Search the material below for the string "levels" and extract each line that has it.
==========
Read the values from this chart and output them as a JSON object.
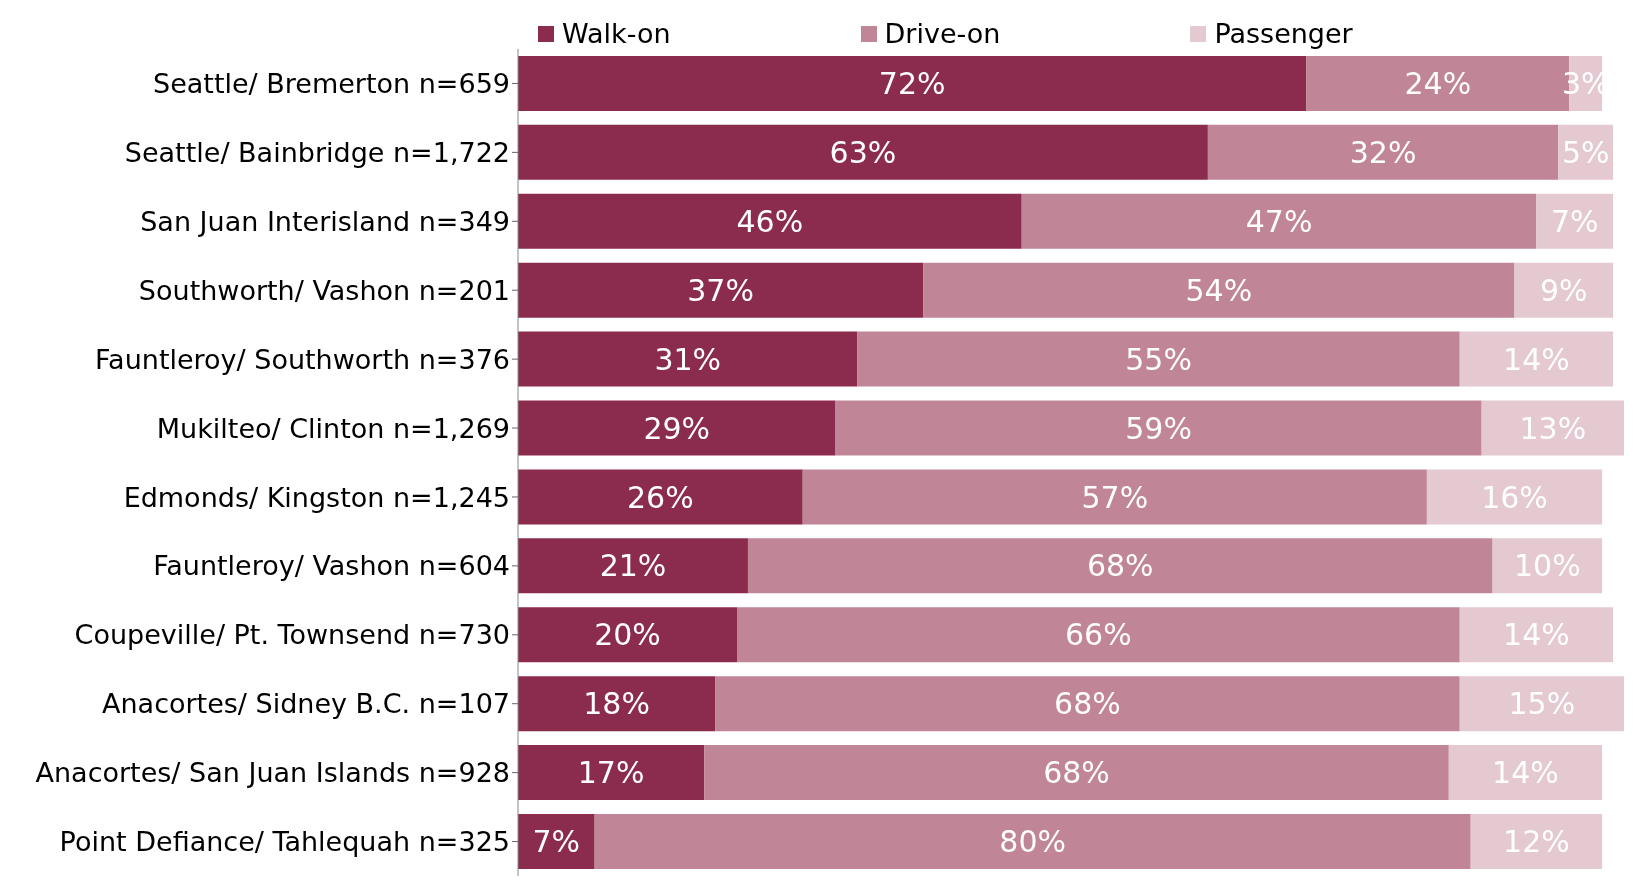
{
  "chart_data": {
    "type": "bar",
    "orientation": "horizontal",
    "stacked": true,
    "legend": "top",
    "categories": [
      "Seattle/ Bremerton n=659",
      "Seattle/ Bainbridge n=1,722",
      "San Juan Interisland n=349",
      "Southworth/ Vashon n=201",
      "Fauntleroy/ Southworth n=376",
      "Mukilteo/ Clinton n=1,269",
      "Edmonds/ Kingston n=1,245",
      "Fauntleroy/ Vashon n=604",
      "Coupeville/ Pt. Townsend n=730",
      "Anacortes/ Sidney B.C. n=107",
      "Anacortes/ San Juan Islands n=928",
      "Point Defiance/ Tahlequah n=325"
    ],
    "series": [
      {
        "name": "Walk-on",
        "color": "#8b2c4e",
        "values": [
          72,
          63,
          46,
          37,
          31,
          29,
          26,
          21,
          20,
          18,
          17,
          7
        ],
        "value_labels": [
          "72%",
          "63%",
          "46%",
          "37%",
          "31%",
          "29%",
          "26%",
          "21%",
          "20%",
          "18%",
          "17%",
          "7%"
        ]
      },
      {
        "name": "Drive-on",
        "color": "#c08596",
        "values": [
          24,
          32,
          47,
          54,
          55,
          59,
          57,
          68,
          66,
          68,
          68,
          80
        ],
        "value_labels": [
          "24%",
          "32%",
          "47%",
          "54%",
          "55%",
          "59%",
          "57%",
          "68%",
          "66%",
          "68%",
          "68%",
          "80%"
        ]
      },
      {
        "name": "Passenger",
        "color": "#e4c9d1",
        "values": [
          3,
          5,
          7,
          9,
          14,
          13,
          16,
          10,
          14,
          15,
          14,
          12
        ],
        "value_labels": [
          "3%",
          "5%",
          "7%",
          "9%",
          "14%",
          "13%",
          "16%",
          "10%",
          "14%",
          "15%",
          "14%",
          "12%"
        ]
      }
    ]
  }
}
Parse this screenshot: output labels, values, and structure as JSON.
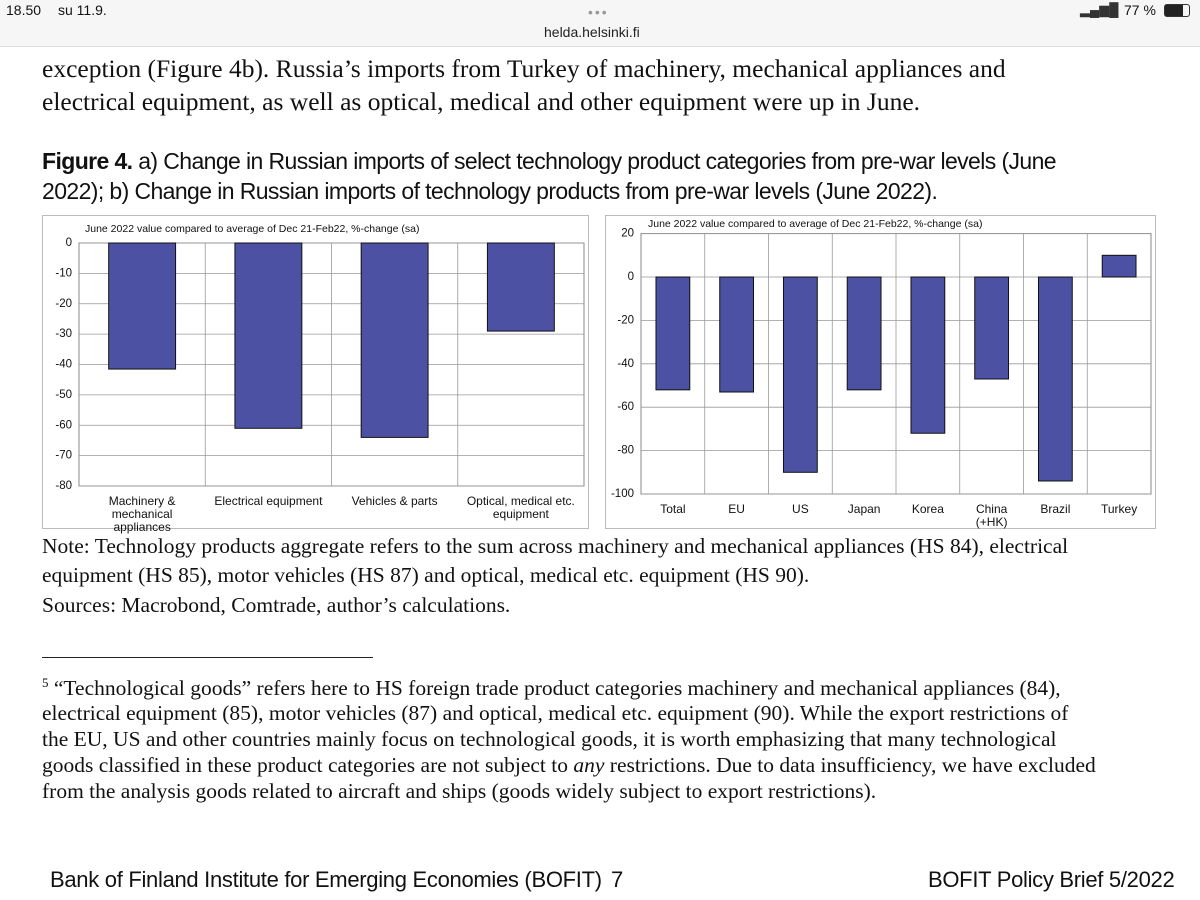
{
  "status_bar": {
    "time": "18.50",
    "date": "su 11.9.",
    "battery": "77 %"
  },
  "url": "helda.helsinki.fi",
  "paragraph": {
    "lines": [
      "exception (Figure 4b). Russia’s imports from Turkey of machinery, mechanical appliances and",
      "electrical equipment, as well as optical, medical and other equipment were up in June."
    ]
  },
  "figure": {
    "label": "Figure 4.",
    "caption_lines": [
      " a) Change in Russian imports of select technology product categories from pre-war levels (June",
      "2022); b) Change in Russian imports of technology products from pre-war levels (June 2022)."
    ]
  },
  "chart_data": [
    {
      "type": "bar",
      "subtitle": "June 2022 value compared to average of Dec 21-Feb22, %-change (sa)",
      "categories": [
        "Machinery & mechanical appliances",
        "Electrical equipment",
        "Vehicles & parts",
        "Optical, medical etc. equipment"
      ],
      "values": [
        -41.5,
        -61,
        -64,
        -29
      ],
      "color": "#4c51a4",
      "ylim": [
        -80,
        0
      ],
      "yticks": [
        0,
        -10,
        -20,
        -30,
        -40,
        -50,
        -60,
        -70,
        -80
      ],
      "grid": true
    },
    {
      "type": "bar",
      "subtitle": "June 2022 value compared to average of Dec 21-Feb22, %-change (sa)",
      "categories": [
        "Total",
        "EU",
        "US",
        "Japan",
        "Korea",
        "China (+HK)",
        "Brazil",
        "Turkey"
      ],
      "values": [
        -52,
        -53,
        -90,
        -52,
        -72,
        -47,
        -94,
        10
      ],
      "color": "#4c51a4",
      "ylim": [
        -100,
        20
      ],
      "yticks": [
        20,
        0,
        -20,
        -40,
        -60,
        -80,
        -100
      ],
      "grid": true
    }
  ],
  "note": {
    "lines": [
      "Note: Technology products aggregate refers to the sum across machinery and mechanical appliances (HS 84), electrical",
      "equipment (HS 85), motor vehicles (HS 87) and optical, medical etc. equipment (HS 90)."
    ],
    "sources": "Sources: Macrobond, Comtrade, author’s calculations."
  },
  "footnote": {
    "number": "5",
    "lines": [
      "“Technological goods” refers here to HS foreign trade product categories machinery and mechanical appliances (84),",
      "electrical equipment (85), motor vehicles (87) and optical, medical etc. equipment (90). While the export restrictions of",
      "the EU, US and other countries mainly focus on technological goods, it is worth emphasizing that many technological"
    ],
    "line4_before": "goods classified in these product categories are not subject to ",
    "line4_emphasis": "any",
    "line4_after": " restrictions. Due to data insufficiency, we have excluded",
    "line5": "from the analysis goods related to aircraft and ships (goods widely subject to export restrictions)."
  },
  "footer": {
    "left": "Bank of Finland Institute for Emerging Economies (BOFIT)",
    "page": "7",
    "right": "BOFIT Policy Brief 5/2022"
  }
}
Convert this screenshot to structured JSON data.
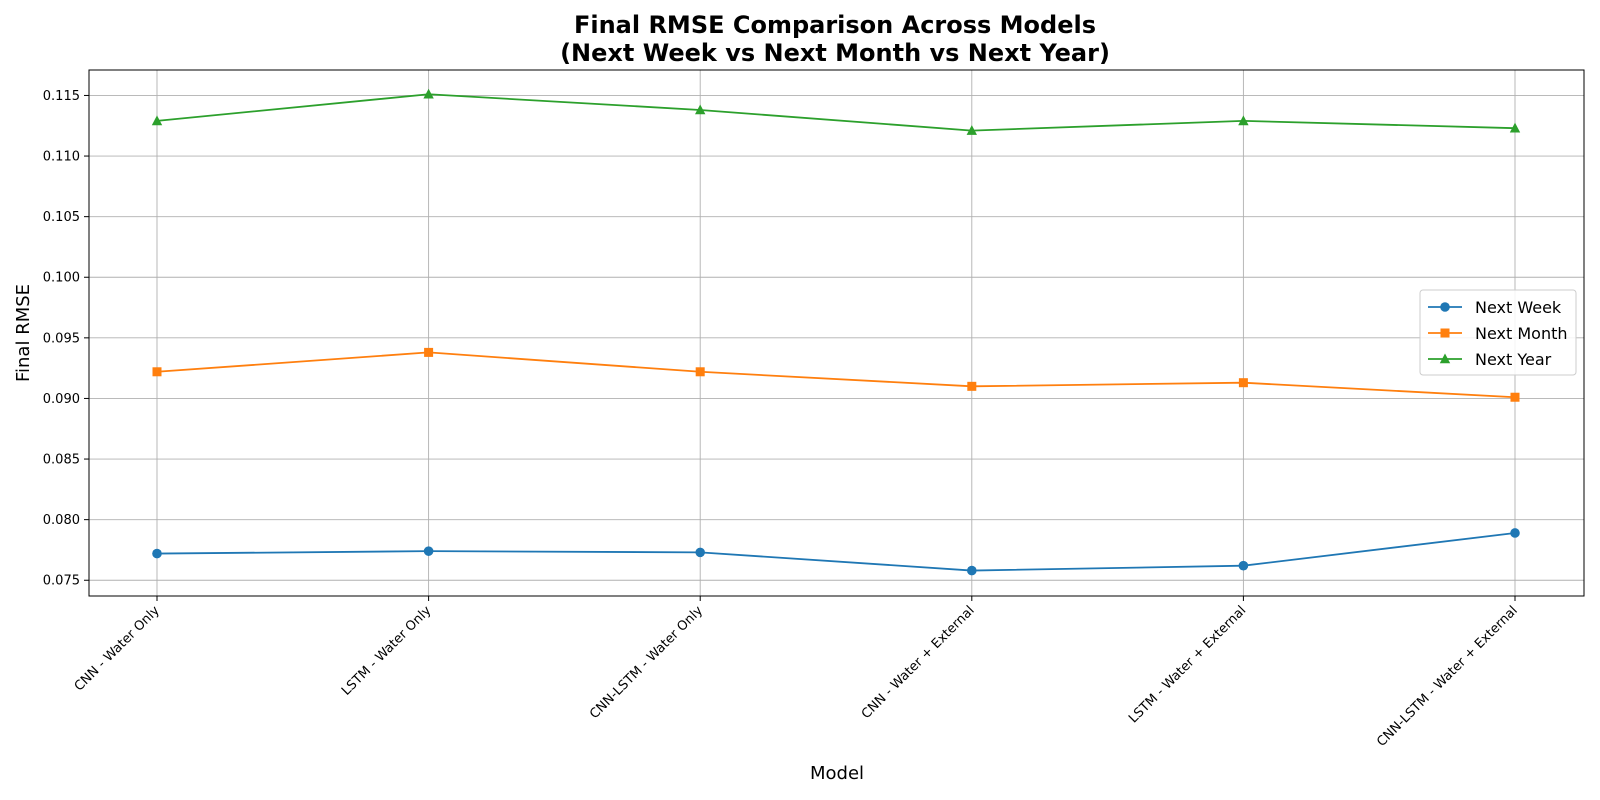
{
  "chart_data": {
    "type": "line",
    "title": [
      "Final RMSE Comparison Across Models",
      "(Next Week vs Next Month vs Next Year)"
    ],
    "xlabel": "Model",
    "ylabel": "Final RMSE",
    "categories": [
      "CNN - Water Only",
      "LSTM - Water Only",
      "CNN-LSTM - Water Only",
      "CNN - Water + External",
      "LSTM - Water + External",
      "CNN-LSTM - Water + External"
    ],
    "ylim": [
      0.0737,
      0.1171
    ],
    "yticks": [
      "0.075",
      "0.080",
      "0.085",
      "0.090",
      "0.095",
      "0.100",
      "0.105",
      "0.110",
      "0.115"
    ],
    "ytick_values": [
      0.075,
      0.08,
      0.085,
      0.09,
      0.095,
      0.1,
      0.105,
      0.11,
      0.115
    ],
    "grid": true,
    "legend_position": "center-right",
    "series": [
      {
        "name": "Next Week",
        "marker": "circle",
        "color": "#1f77b4",
        "values": [
          0.0772,
          0.0774,
          0.0773,
          0.0758,
          0.0762,
          0.0789
        ]
      },
      {
        "name": "Next Month",
        "marker": "square",
        "color": "#ff7f0e",
        "values": [
          0.0922,
          0.0938,
          0.0922,
          0.091,
          0.0913,
          0.0901
        ]
      },
      {
        "name": "Next Year",
        "marker": "triangle",
        "color": "#2ca02c",
        "values": [
          0.1129,
          0.1151,
          0.1138,
          0.1121,
          0.1129,
          0.1123
        ]
      }
    ]
  }
}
==========
■ Final result
      " a) Change in Russian imports of select technology product categories from pre-war levels (June",
      "2022); b) Change in Russian imports of technology products from pre-war levels (June 2022)."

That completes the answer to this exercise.